Stored entries:
============================================================
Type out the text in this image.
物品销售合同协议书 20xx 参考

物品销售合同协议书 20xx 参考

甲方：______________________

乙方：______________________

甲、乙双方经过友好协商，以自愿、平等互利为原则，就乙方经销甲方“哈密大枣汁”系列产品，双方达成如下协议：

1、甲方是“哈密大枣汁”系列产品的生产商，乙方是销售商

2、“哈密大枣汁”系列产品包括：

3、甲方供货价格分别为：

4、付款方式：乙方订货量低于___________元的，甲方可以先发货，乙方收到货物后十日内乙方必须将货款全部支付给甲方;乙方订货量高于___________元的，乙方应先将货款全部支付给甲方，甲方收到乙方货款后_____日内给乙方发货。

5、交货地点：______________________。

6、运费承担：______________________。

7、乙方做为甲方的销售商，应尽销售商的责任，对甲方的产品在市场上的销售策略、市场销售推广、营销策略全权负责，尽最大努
============================================================
STATED PROBLEM:
Exactly reproduce every line found in the records.

RESULT OF THIS TASK:
Type out the text in this image.
物品销售合同协议书 20xx 参考

物品销售合同协议书 20xx 参考

甲方：______________________

乙方：______________________

甲、乙双方经过友好协商，以自愿、平等互利为原则，就乙方经销甲方“哈密大枣汁”系列产品，双方达成如下协议：

1、甲方是“哈密大枣汁”系列产品的生产商，乙方是销售商

2、“哈密大枣汁”系列产品包括：

3、甲方供货价格分别为：

4、付款方式：乙方订货量低于___________元的，甲方可以先发货，乙方收到货物后十日内乙方必须将货款全部支付给甲方;乙方订货量高于___________元的，乙方应先将货款全部支付给甲方，甲方收到乙方货款后_____日内给乙方发货。

5、交货地点：______________________。

6、运费承担：______________________。

7、乙方做为甲方的销售商，应尽销售商的责任，对甲方的产品在市场上的销售策略、市场销售推广、营销策略全权负责，尽最大努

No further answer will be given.